Layout element entries
-- Begin --

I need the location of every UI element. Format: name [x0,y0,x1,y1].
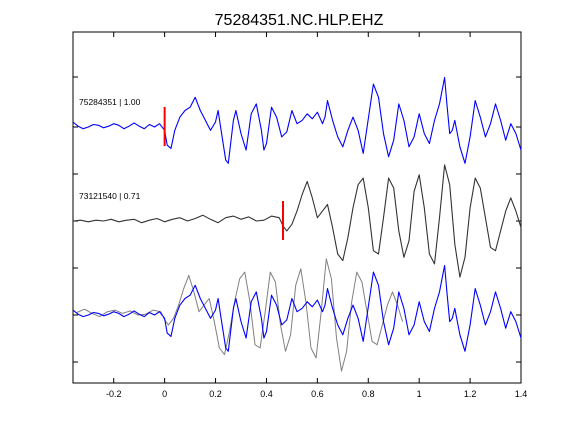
overlay-target-line [72,264,522,352]
x-axis: -0.2 0 0.2 0.4 0.6 0.8 1 1.2 1.4 [106,32,527,399]
trace-line-2 [72,164,522,278]
chart-title: 75284351.NC.HLP.EHZ [215,12,384,29]
x-tick-label: 0 [162,389,167,399]
trace-line-1 [72,76,522,164]
x-tick-label: -0.2 [106,389,122,399]
trace-labels: 75284351 | 1.00 73121540 | 0.71 [79,97,141,201]
x-tick-label: 0.4 [260,389,273,399]
plot-frame [72,31,522,384]
trace-label-1: 75284351 | 1.00 [79,97,141,107]
x-tick-label: 0.2 [209,389,222,399]
x-tick-label: 1.4 [515,389,528,399]
traces [72,76,522,372]
y-ticks [73,76,521,363]
x-tick-label: 0.8 [362,389,375,399]
overlay-reference-line [76,258,404,372]
trace-label-2: 73121540 | 0.71 [79,191,141,201]
x-tick-label: 1.2 [464,389,477,399]
x-tick-label: 0.6 [311,389,324,399]
x-tick-label: 1 [417,389,422,399]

-- End --

WHAT NEEDS TO BE DONE: Write out all of the material above again, line for line and unchanged, but leave out any pictures.

RESPONSE FOR THIS EXERCISE:
I need the location of every UI element. Format: name [x0,y0,x1,y1].
overlay-target-line [72,264,522,352]
x-axis: -0.2 0 0.2 0.4 0.6 0.8 1 1.2 1.4 [106,32,527,399]
trace-line-2 [72,164,522,278]
chart-title: 75284351.NC.HLP.EHZ [215,12,384,29]
x-tick-label: 0 [162,389,167,399]
trace-line-1 [72,76,522,164]
x-tick-label: -0.2 [106,389,122,399]
trace-labels: 75284351 | 1.00 73121540 | 0.71 [79,97,141,201]
x-tick-label: 0.4 [260,389,273,399]
plot-frame [72,31,522,384]
trace-label-1: 75284351 | 1.00 [79,97,141,107]
x-tick-label: 0.2 [209,389,222,399]
x-tick-label: 1.4 [515,389,528,399]
traces [72,76,522,372]
y-ticks [73,76,521,363]
x-tick-label: 0.8 [362,389,375,399]
overlay-reference-line [76,258,404,372]
trace-label-2: 73121540 | 0.71 [79,191,141,201]
x-tick-label: 1.2 [464,389,477,399]
x-tick-label: 0.6 [311,389,324,399]
x-tick-label: 1 [417,389,422,399]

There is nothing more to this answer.